(Chart and figure data)
************

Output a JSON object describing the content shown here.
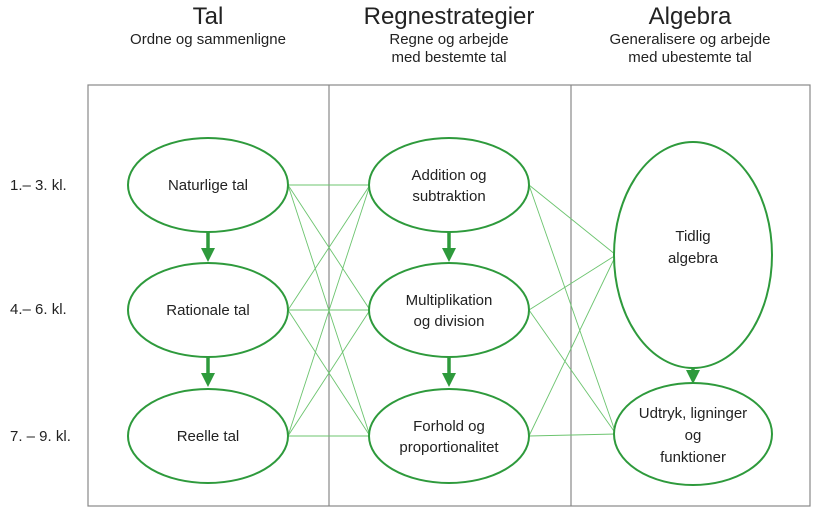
{
  "columns": [
    {
      "title": "Tal",
      "subtitle": [
        "Ordne og sammenligne"
      ]
    },
    {
      "title": "Regnestrategier",
      "subtitle": [
        "Regne og arbejde",
        "med bestemte tal"
      ]
    },
    {
      "title": "Algebra",
      "subtitle": [
        "Generalisere og arbejde",
        "med ubestemte tal"
      ]
    }
  ],
  "rows": [
    "1.– 3. kl.",
    "4.– 6. kl.",
    "7. – 9. kl."
  ],
  "nodes": {
    "naturlige": [
      "Naturlige tal"
    ],
    "rationale": [
      "Rationale tal"
    ],
    "reelle": [
      "Reelle tal"
    ],
    "addition": [
      "Addition og",
      "subtraktion"
    ],
    "multiplikation": [
      "Multiplikation",
      "og division"
    ],
    "forhold": [
      "Forhold og",
      "proportionalitet"
    ],
    "tidlig": [
      "Tidlig",
      "algebra"
    ],
    "udtryk": [
      "Udtryk, ligninger",
      "og",
      "funktioner"
    ]
  },
  "colors": {
    "accent": "#2e9a3c",
    "connector": "#6cc46f",
    "frame": "#888888"
  }
}
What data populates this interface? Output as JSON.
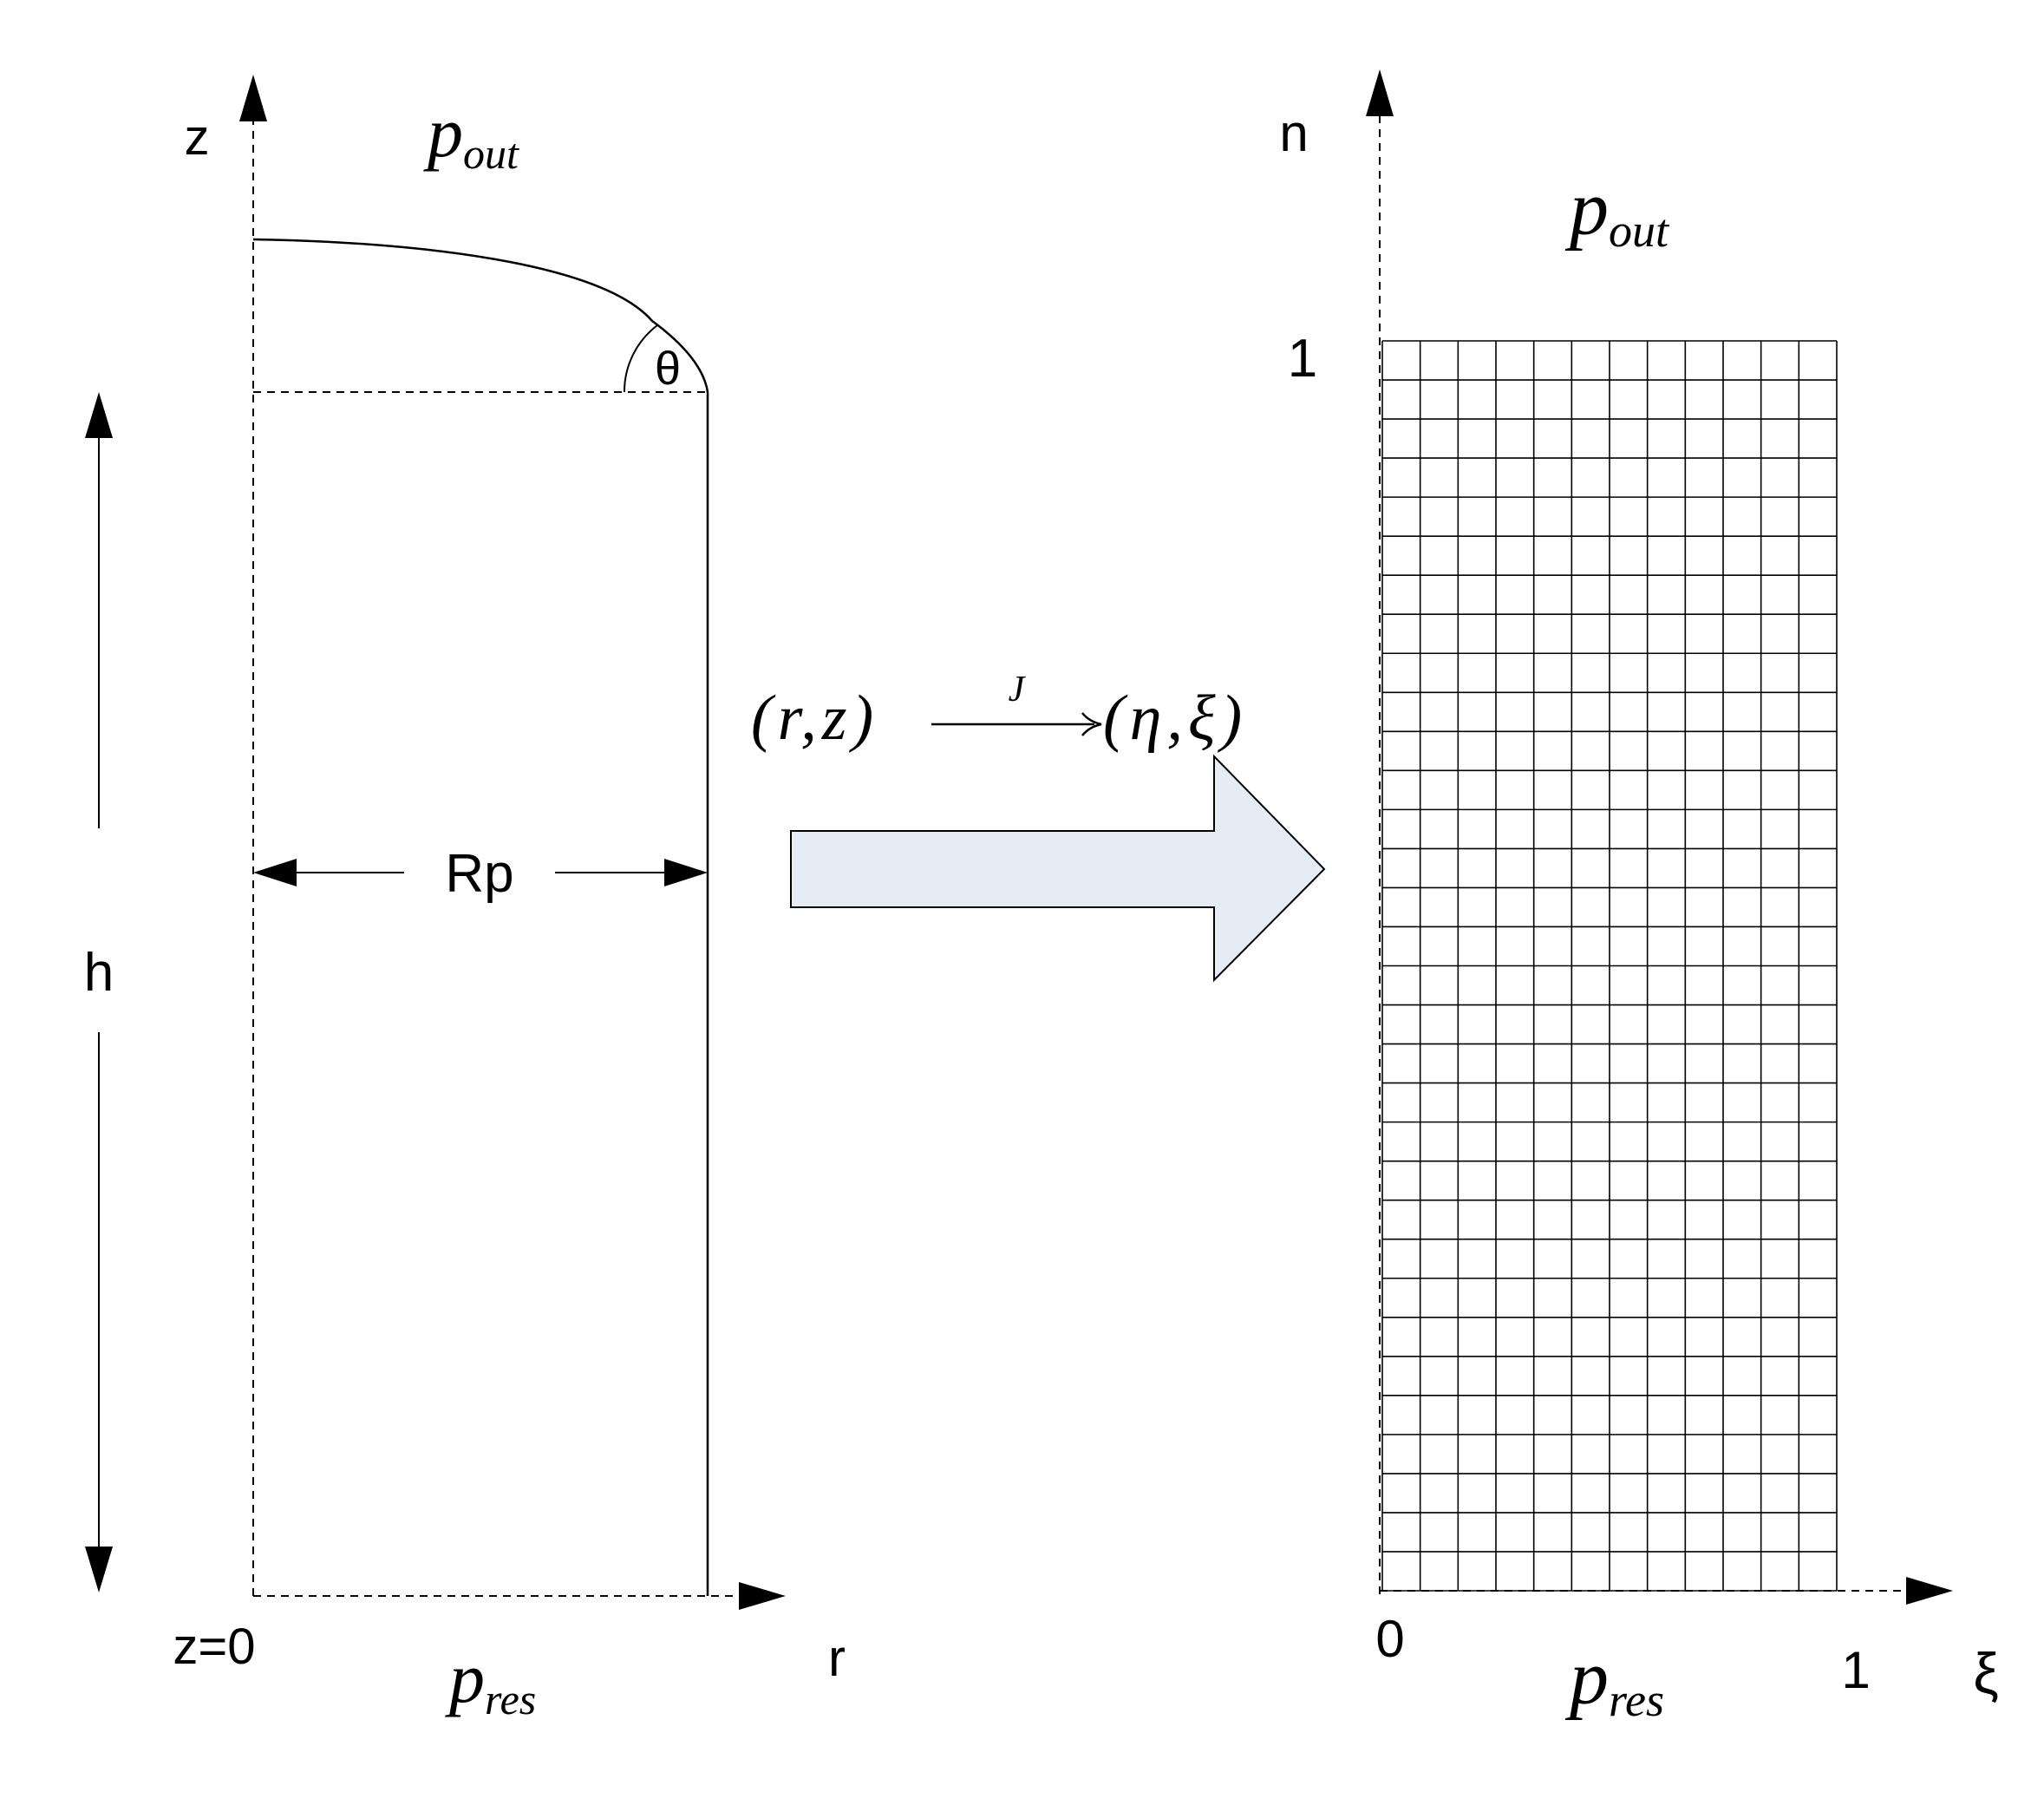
{
  "left": {
    "axis_z": "z",
    "axis_r": "r",
    "origin": "z=0",
    "p_top": {
      "base": "p",
      "sub": "out"
    },
    "p_bottom": {
      "base": "p",
      "sub": "res"
    },
    "theta": "θ",
    "radius": "Rp",
    "height": "h"
  },
  "mapping": {
    "source": "(r,z)",
    "operator": "J",
    "target": "(η,ξ)",
    "arrow_fill": "#e6ecf5"
  },
  "right": {
    "axis_vertical": "n",
    "axis_horizontal": "ξ",
    "tick_top": "1",
    "tick_origin": "0",
    "tick_right": "1",
    "p_top": {
      "base": "p",
      "sub": "out"
    },
    "p_bottom": {
      "base": "p",
      "sub": "res"
    },
    "grid": {
      "columns": 12,
      "rows": 32
    }
  }
}
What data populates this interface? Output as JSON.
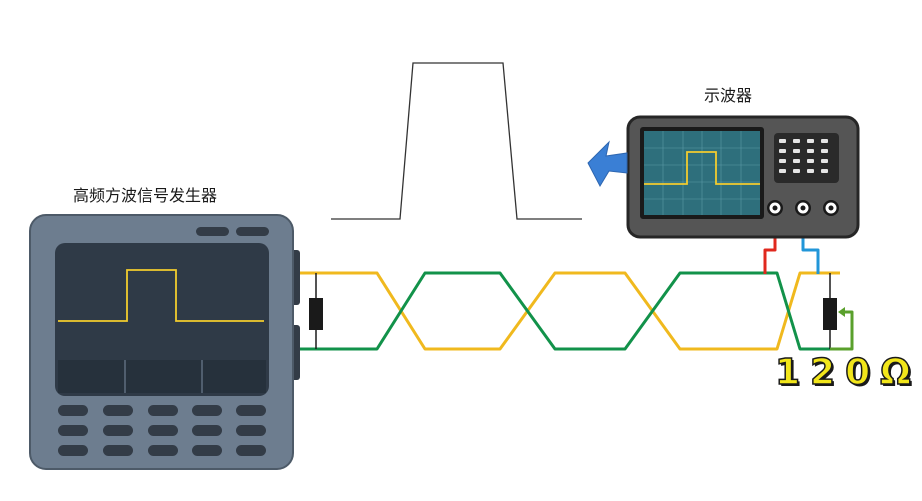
{
  "labels": {
    "generator": "高频方波信号发生器",
    "oscilloscope": "示波器",
    "termination": "120Ω"
  },
  "colors": {
    "background": "#ffffff",
    "wire_yellow": "#f0b91e",
    "wire_green": "#12924a",
    "probe_red": "#e0281e",
    "probe_blue": "#2196d8",
    "ground_green": "#5aa02c",
    "trace_yellow": "#f2cc2e",
    "scope_screen": "#2e6f7c",
    "generator_body": "#6d7d8f",
    "generator_screen": "#2f3a47",
    "scope_body": "#555555",
    "arrow_blue": "#3a7fd5",
    "resistor": "#1a1a1a",
    "pulse_line": "#333333"
  },
  "icons": {
    "arrow": "arrow-left-icon",
    "resistor": "resistor-icon",
    "probe_connector": "bnc-connector-icon"
  }
}
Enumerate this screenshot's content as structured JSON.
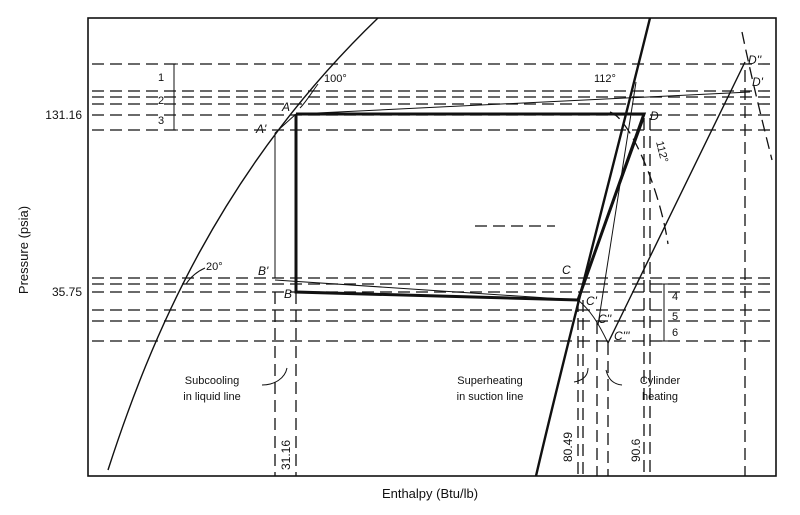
{
  "axes": {
    "x_label": "Enthalpy (Btu/lb)",
    "y_label": "Pressure (psia)",
    "y_ticks": [
      "131.16",
      "35.75"
    ],
    "x_ticks": [
      "31.16",
      "80.49",
      "90.6"
    ]
  },
  "points": {
    "A": "A",
    "A_prime": "A'",
    "B": "B",
    "B_prime": "B'",
    "C": "C",
    "C_prime": "C'",
    "C_dprime": "C''",
    "C_tprime": "C'''",
    "D": "D",
    "D_prime": "D'",
    "D_dprime": "D''"
  },
  "temperatures": {
    "t100": "100°",
    "t20": "20°",
    "t112_top": "112°",
    "t112_side": "112°"
  },
  "numbered_bands": [
    "1",
    "2",
    "3",
    "4",
    "5",
    "6"
  ],
  "annotations": {
    "subcooling_1": "Subcooling",
    "subcooling_2": "in liquid line",
    "superheating_1": "Superheating",
    "superheating_2": "in suction line",
    "cylinder_1": "Cylinder",
    "cylinder_2": "heating"
  },
  "colors": {
    "ink": "#111111",
    "paper": "#ffffff"
  }
}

************

→ Written request
Where a line holds "arbejde", copy that line.

→ Solution to the problem
        "Regne og arbejde",
        "Generalisere og arbejde",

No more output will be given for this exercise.